* BEGIN Data supplied *
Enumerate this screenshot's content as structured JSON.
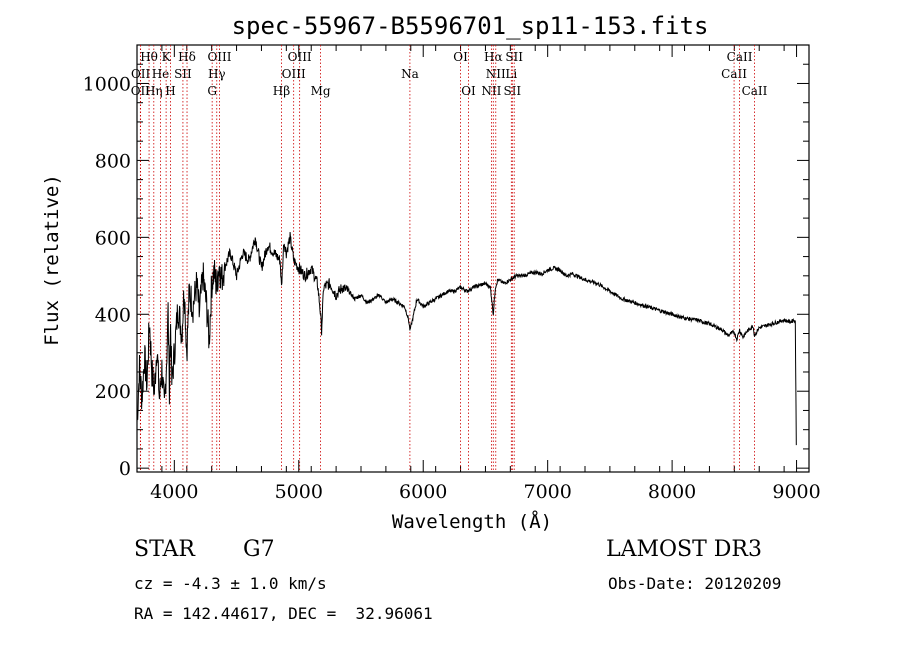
{
  "chart_data": {
    "type": "line",
    "title": "spec-55967-B5596701_sp11-153.fits",
    "xlabel": "Wavelength (Å)",
    "ylabel": "Flux (relative)",
    "xlim": [
      3700,
      9100
    ],
    "ylim": [
      -10,
      1100
    ],
    "xticks": [
      4000,
      5000,
      6000,
      7000,
      8000,
      9000
    ],
    "yticks": [
      0,
      200,
      400,
      600,
      800,
      1000
    ],
    "line_color": "#000000",
    "marker_color": "#cc0000",
    "series": [
      {
        "name": "spectrum",
        "x": [
          3700,
          3720,
          3740,
          3760,
          3780,
          3800,
          3820,
          3840,
          3860,
          3880,
          3900,
          3920,
          3940,
          3950,
          3960,
          3970,
          3980,
          4000,
          4030,
          4060,
          4080,
          4100,
          4120,
          4150,
          4180,
          4200,
          4230,
          4260,
          4280,
          4300,
          4320,
          4340,
          4360,
          4380,
          4400,
          4450,
          4500,
          4550,
          4600,
          4650,
          4700,
          4750,
          4800,
          4850,
          4861,
          4880,
          4900,
          4930,
          4960,
          5000,
          5050,
          5100,
          5150,
          5170,
          5183,
          5200,
          5250,
          5300,
          5350,
          5400,
          5450,
          5500,
          5550,
          5600,
          5650,
          5700,
          5750,
          5800,
          5850,
          5880,
          5893,
          5910,
          5950,
          6000,
          6050,
          6100,
          6150,
          6200,
          6250,
          6300,
          6350,
          6400,
          6450,
          6500,
          6540,
          6563,
          6580,
          6600,
          6650,
          6700,
          6750,
          6800,
          6850,
          6900,
          6950,
          7000,
          7050,
          7100,
          7150,
          7200,
          7300,
          7400,
          7500,
          7600,
          7700,
          7800,
          7900,
          8000,
          8100,
          8200,
          8300,
          8400,
          8450,
          8498,
          8520,
          8542,
          8570,
          8600,
          8650,
          8662,
          8700,
          8750,
          8800,
          8850,
          8900,
          8950,
          8980,
          8990,
          8998
        ],
        "values": [
          120,
          260,
          180,
          290,
          220,
          380,
          250,
          200,
          320,
          180,
          260,
          150,
          300,
          410,
          210,
          380,
          220,
          300,
          420,
          350,
          470,
          300,
          460,
          420,
          480,
          400,
          500,
          420,
          330,
          480,
          510,
          470,
          530,
          490,
          520,
          560,
          500,
          560,
          540,
          600,
          520,
          580,
          560,
          540,
          470,
          590,
          560,
          600,
          540,
          520,
          500,
          520,
          480,
          420,
          360,
          470,
          480,
          450,
          470,
          460,
          440,
          450,
          430,
          440,
          450,
          430,
          440,
          430,
          420,
          390,
          360,
          380,
          440,
          420,
          430,
          440,
          450,
          460,
          460,
          470,
          460,
          470,
          475,
          480,
          470,
          400,
          470,
          490,
          480,
          490,
          500,
          500,
          505,
          510,
          505,
          515,
          520,
          515,
          500,
          505,
          490,
          480,
          460,
          440,
          430,
          420,
          410,
          400,
          390,
          385,
          375,
          360,
          345,
          355,
          335,
          360,
          340,
          355,
          370,
          345,
          365,
          370,
          375,
          380,
          385,
          380,
          385,
          380,
          60
        ]
      }
    ],
    "line_markers": [
      {
        "name": "OII",
        "wavelength": 3727,
        "row": 2
      },
      {
        "name": "OII",
        "wavelength": 3729,
        "row": 1
      },
      {
        "name": "Hθ",
        "wavelength": 3797,
        "row": 0
      },
      {
        "name": "Hη",
        "wavelength": 3835,
        "row": 2
      },
      {
        "name": "He",
        "wavelength": 3889,
        "row": 1
      },
      {
        "name": "K",
        "wavelength": 3934,
        "row": 0
      },
      {
        "name": "H",
        "wavelength": 3969,
        "row": 2
      },
      {
        "name": "SII",
        "wavelength": 4069,
        "row": 1
      },
      {
        "name": "Hδ",
        "wavelength": 4102,
        "row": 0
      },
      {
        "name": "G",
        "wavelength": 4304,
        "row": 2
      },
      {
        "name": "OIII",
        "wavelength": 4363,
        "row": 0
      },
      {
        "name": "Hγ",
        "wavelength": 4341,
        "row": 1
      },
      {
        "name": "Hβ",
        "wavelength": 4861,
        "row": 2
      },
      {
        "name": "OIII",
        "wavelength": 4959,
        "row": 1
      },
      {
        "name": "OIII",
        "wavelength": 5007,
        "row": 0
      },
      {
        "name": "Mg",
        "wavelength": 5175,
        "row": 2
      },
      {
        "name": "Na",
        "wavelength": 5893,
        "row": 1
      },
      {
        "name": "OI",
        "wavelength": 6300,
        "row": 0
      },
      {
        "name": "OI",
        "wavelength": 6364,
        "row": 2
      },
      {
        "name": "NII",
        "wavelength": 6548,
        "row": 2
      },
      {
        "name": "Hα",
        "wavelength": 6563,
        "row": 0
      },
      {
        "name": "NII",
        "wavelength": 6583,
        "row": 1
      },
      {
        "name": "SII",
        "wavelength": 6716,
        "row": 2
      },
      {
        "name": "Li",
        "wavelength": 6708,
        "row": 1
      },
      {
        "name": "SII",
        "wavelength": 6731,
        "row": 0
      },
      {
        "name": "CaII",
        "wavelength": 8498,
        "row": 1
      },
      {
        "name": "CaII",
        "wavelength": 8542,
        "row": 0
      },
      {
        "name": "CaII",
        "wavelength": 8662,
        "row": 2
      }
    ]
  },
  "info": {
    "class_label": "STAR",
    "subclass": "G7",
    "survey": "LAMOST DR3",
    "velocity": "cz = -4.3 ± 1.0 km/s",
    "obs_date": "Obs-Date: 20120209",
    "coords": "RA = 142.44617, DEC =  32.96061"
  }
}
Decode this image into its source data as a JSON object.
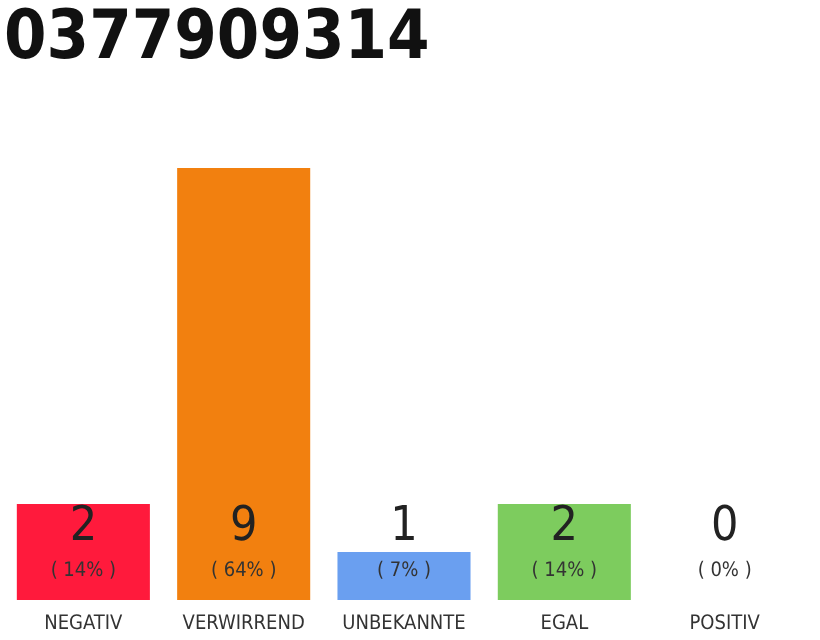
* END Data supplied *
→ **Your instructions**
Will you restate every entry word for word and omit the images?

→ **Solution**
Enumerate this screenshot's content as structured JSON.
{
  "chart_data": {
    "type": "line",
    "title": "spec-55967-B5596701_sp11-153.fits",
    "xlabel": "Wavelength (Å)",
    "ylabel": "Flux (relative)",
    "xlim": [
      3700,
      9100
    ],
    "ylim": [
      -10,
      1100
    ],
    "xticks": [
      4000,
      5000,
      6000,
      7000,
      8000,
      9000
    ],
    "yticks": [
      0,
      200,
      400,
      600,
      800,
      1000
    ],
    "line_color": "#000000",
    "marker_color": "#cc0000",
    "series": [
      {
        "name": "spectrum",
        "x": [
          3700,
          3720,
          3740,
          3760,
          3780,
          3800,
          3820,
          3840,
          3860,
          3880,
          3900,
          3920,
          3940,
          3950,
          3960,
          3970,
          3980,
          4000,
          4030,
          4060,
          4080,
          4100,
          4120,
          4150,
          4180,
          4200,
          4230,
          4260,
          4280,
          4300,
          4320,
          4340,
          4360,
          4380,
          4400,
          4450,
          4500,
          4550,
          4600,
          4650,
          4700,
          4750,
          4800,
          4850,
          4861,
          4880,
          4900,
          4930,
          4960,
          5000,
          5050,
          5100,
          5150,
          5170,
          5183,
          5200,
          5250,
          5300,
          5350,
          5400,
          5450,
          5500,
          5550,
          5600,
          5650,
          5700,
          5750,
          5800,
          5850,
          5880,
          5893,
          5910,
          5950,
          6000,
          6050,
          6100,
          6150,
          6200,
          6250,
          6300,
          6350,
          6400,
          6450,
          6500,
          6540,
          6563,
          6580,
          6600,
          6650,
          6700,
          6750,
          6800,
          6850,
          6900,
          6950,
          7000,
          7050,
          7100,
          7150,
          7200,
          7300,
          7400,
          7500,
          7600,
          7700,
          7800,
          7900,
          8000,
          8100,
          8200,
          8300,
          8400,
          8450,
          8498,
          8520,
          8542,
          8570,
          8600,
          8650,
          8662,
          8700,
          8750,
          8800,
          8850,
          8900,
          8950,
          8980,
          8990,
          8998
        ],
        "values": [
          120,
          260,
          180,
          290,
          220,
          380,
          250,
          200,
          320,
          180,
          260,
          150,
          300,
          410,
          210,
          380,
          220,
          300,
          420,
          350,
          470,
          300,
          460,
          420,
          480,
          400,
          500,
          420,
          330,
          480,
          510,
          470,
          530,
          490,
          520,
          560,
          500,
          560,
          540,
          600,
          520,
          580,
          560,
          540,
          470,
          590,
          560,
          600,
          540,
          520,
          500,
          520,
          480,
          420,
          360,
          470,
          480,
          450,
          470,
          460,
          440,
          450,
          430,
          440,
          450,
          430,
          440,
          430,
          420,
          390,
          360,
          380,
          440,
          420,
          430,
          440,
          450,
          460,
          460,
          470,
          460,
          470,
          475,
          480,
          470,
          400,
          470,
          490,
          480,
          490,
          500,
          500,
          505,
          510,
          505,
          515,
          520,
          515,
          500,
          505,
          490,
          480,
          460,
          440,
          430,
          420,
          410,
          400,
          390,
          385,
          375,
          360,
          345,
          355,
          335,
          360,
          340,
          355,
          370,
          345,
          365,
          370,
          375,
          380,
          385,
          380,
          385,
          380,
          60
        ]
      }
    ],
    "line_markers": [
      {
        "name": "OII",
        "wavelength": 3727,
        "row": 2
      },
      {
        "name": "OII",
        "wavelength": 3729,
        "row": 1
      },
      {
        "name": "Hθ",
        "wavelength": 3797,
        "row": 0
      },
      {
        "name": "Hη",
        "wavelength": 3835,
        "row": 2
      },
      {
        "name": "He",
        "wavelength": 3889,
        "row": 1
      },
      {
        "name": "K",
        "wavelength": 3934,
        "row": 0
      },
      {
        "name": "H",
        "wavelength": 3969,
        "row": 2
      },
      {
        "name": "SII",
        "wavelength": 4069,
        "row": 1
      },
      {
        "name": "Hδ",
        "wavelength": 4102,
        "row": 0
      },
      {
        "name": "G",
        "wavelength": 4304,
        "row": 2
      },
      {
        "name": "OIII",
        "wavelength": 4363,
        "row": 0
      },
      {
        "name": "Hγ",
        "wavelength": 4341,
        "row": 1
      },
      {
        "name": "Hβ",
        "wavelength": 4861,
        "row": 2
      },
      {
        "name": "OIII",
        "wavelength": 4959,
        "row": 1
      },
      {
        "name": "OIII",
        "wavelength": 5007,
        "row": 0
      },
      {
        "name": "Mg",
        "wavelength": 5175,
        "row": 2
      },
      {
        "name": "Na",
        "wavelength": 5893,
        "row": 1
      },
      {
        "name": "OI",
        "wavelength": 6300,
        "row": 0
      },
      {
        "name": "OI",
        "wavelength": 6364,
        "row": 2
      },
      {
        "name": "NII",
        "wavelength": 6548,
        "row": 2
      },
      {
        "name": "Hα",
        "wavelength": 6563,
        "row": 0
      },
      {
        "name": "NII",
        "wavelength": 6583,
        "row": 1
      },
      {
        "name": "SII",
        "wavelength": 6716,
        "row": 2
      },
      {
        "name": "Li",
        "wavelength": 6708,
        "row": 1
      },
      {
        "name": "SII",
        "wavelength": 6731,
        "row": 0
      },
      {
        "name": "CaII",
        "wavelength": 8498,
        "row": 1
      },
      {
        "name": "CaII",
        "wavelength": 8542,
        "row": 0
      },
      {
        "name": "CaII",
        "wavelength": 8662,
        "row": 2
      }
    ]
  },
  "info": {
    "class_label": "STAR",
    "subclass": "G7",
    "survey": "LAMOST DR3",
    "velocity": "cz = -4.3 ± 1.0 km/s",
    "obs_date": "Obs-Date: 20120209",
    "coords": "RA = 142.44617, DEC =  32.96061"
  }
}
Decode this image into its source data as a JSON object.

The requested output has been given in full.